Exercise instructions.
Word for word, give the material below again, minus any images.

Input data.
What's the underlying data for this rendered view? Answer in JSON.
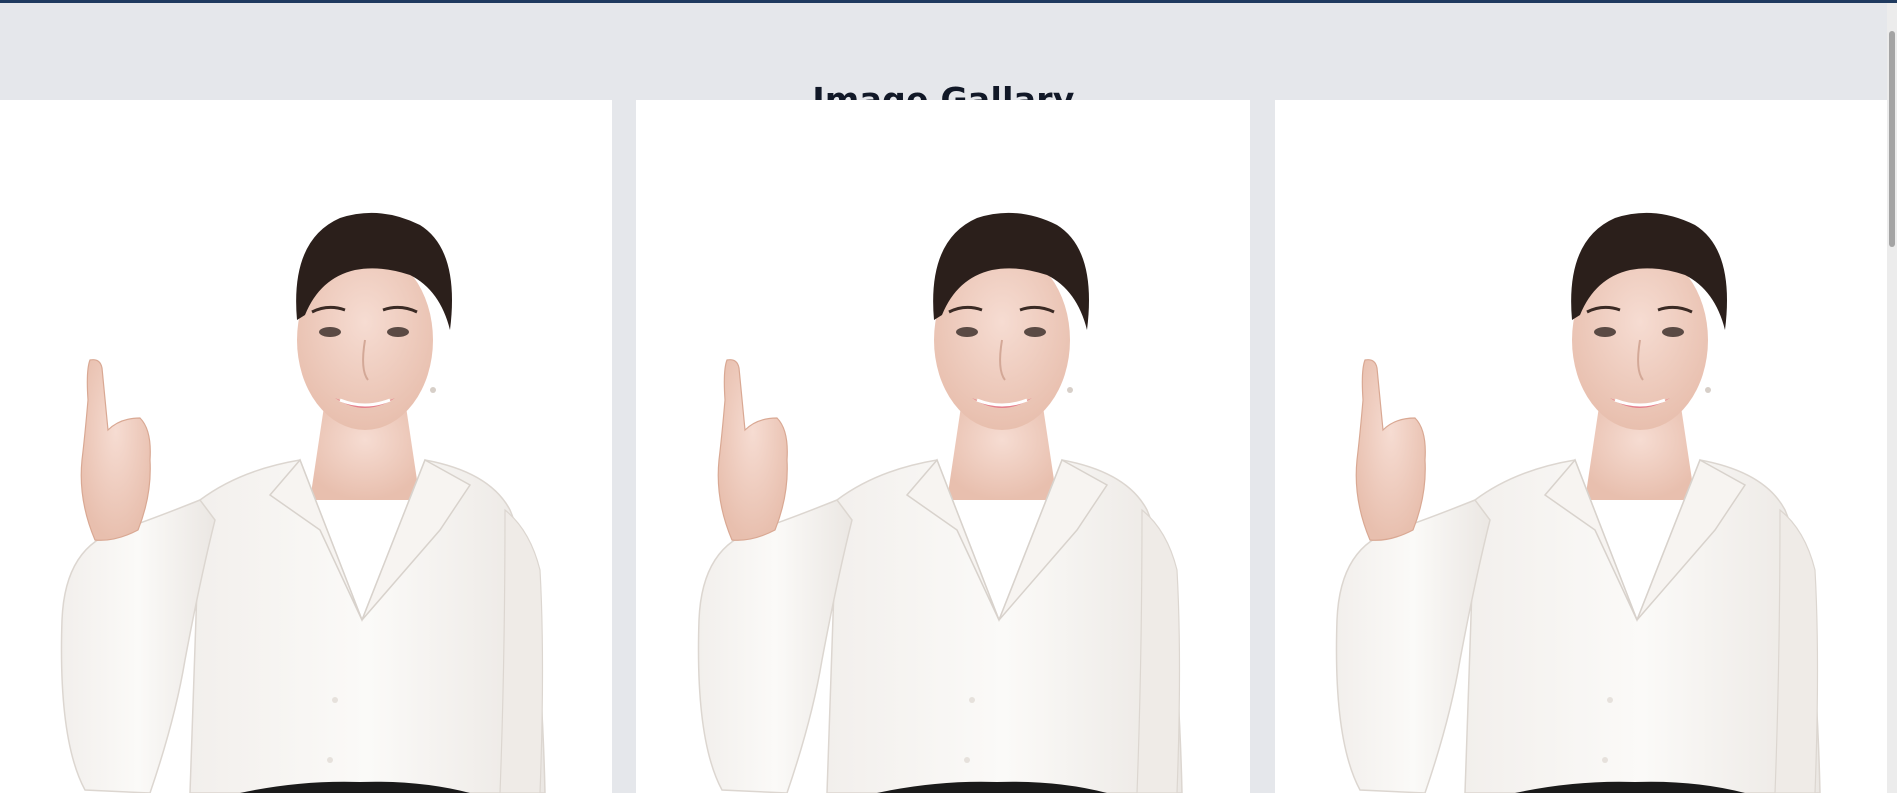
{
  "page": {
    "title": "Image Gallary"
  },
  "gallery": {
    "images": [
      {
        "subject": "woman-white-blouse-pointing-up"
      },
      {
        "subject": "woman-white-blouse-pointing-up"
      },
      {
        "subject": "woman-white-blouse-pointing-up"
      }
    ]
  },
  "colors": {
    "header_bar": "#1f3a5f",
    "background": "#e5e7eb",
    "card": "#ffffff"
  }
}
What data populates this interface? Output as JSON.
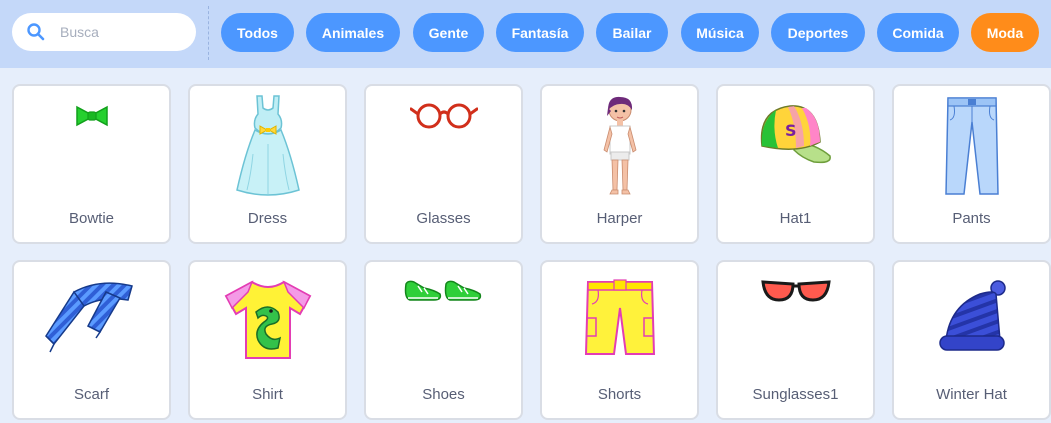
{
  "search": {
    "placeholder": "Busca"
  },
  "tags": [
    "Todos",
    "Animales",
    "Gente",
    "Fantasía",
    "Bailar",
    "Música",
    "Deportes",
    "Comida",
    "Moda"
  ],
  "active_tag": "Moda",
  "items": [
    {
      "name": "Bowtie",
      "icon": "bowtie-icon"
    },
    {
      "name": "Dress",
      "icon": "dress-icon"
    },
    {
      "name": "Glasses",
      "icon": "glasses-icon"
    },
    {
      "name": "Harper",
      "icon": "harper-person-icon"
    },
    {
      "name": "Hat1",
      "icon": "cap-icon"
    },
    {
      "name": "Pants",
      "icon": "pants-icon"
    },
    {
      "name": "Scarf",
      "icon": "scarf-icon"
    },
    {
      "name": "Shirt",
      "icon": "shirt-icon"
    },
    {
      "name": "Shoes",
      "icon": "shoes-icon"
    },
    {
      "name": "Shorts",
      "icon": "shorts-icon"
    },
    {
      "name": "Sunglasses1",
      "icon": "sunglasses-icon"
    },
    {
      "name": "Winter Hat",
      "icon": "winter-hat-icon"
    }
  ],
  "colors": {
    "tag": "#4c97ff",
    "tag_active": "#ff8c1a",
    "topbar": "#c4d8f9",
    "background": "#e6eefb",
    "label": "#575e75"
  }
}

Full output.
What's the underlying data for this rendered view? Answer in JSON.
{
  "page": {
    "title": "Image Gallary"
  },
  "gallery": {
    "images": [
      {
        "subject": "woman-white-blouse-pointing-up"
      },
      {
        "subject": "woman-white-blouse-pointing-up"
      },
      {
        "subject": "woman-white-blouse-pointing-up"
      }
    ]
  },
  "colors": {
    "header_bar": "#1f3a5f",
    "background": "#e5e7eb",
    "card": "#ffffff"
  }
}
What data populates this interface? Output as JSON.
{
  "search": {
    "placeholder": "Busca"
  },
  "tags": [
    "Todos",
    "Animales",
    "Gente",
    "Fantasía",
    "Bailar",
    "Música",
    "Deportes",
    "Comida",
    "Moda"
  ],
  "active_tag": "Moda",
  "items": [
    {
      "name": "Bowtie",
      "icon": "bowtie-icon"
    },
    {
      "name": "Dress",
      "icon": "dress-icon"
    },
    {
      "name": "Glasses",
      "icon": "glasses-icon"
    },
    {
      "name": "Harper",
      "icon": "harper-person-icon"
    },
    {
      "name": "Hat1",
      "icon": "cap-icon"
    },
    {
      "name": "Pants",
      "icon": "pants-icon"
    },
    {
      "name": "Scarf",
      "icon": "scarf-icon"
    },
    {
      "name": "Shirt",
      "icon": "shirt-icon"
    },
    {
      "name": "Shoes",
      "icon": "shoes-icon"
    },
    {
      "name": "Shorts",
      "icon": "shorts-icon"
    },
    {
      "name": "Sunglasses1",
      "icon": "sunglasses-icon"
    },
    {
      "name": "Winter Hat",
      "icon": "winter-hat-icon"
    }
  ],
  "colors": {
    "tag": "#4c97ff",
    "tag_active": "#ff8c1a",
    "topbar": "#c4d8f9",
    "background": "#e6eefb",
    "label": "#575e75"
  }
}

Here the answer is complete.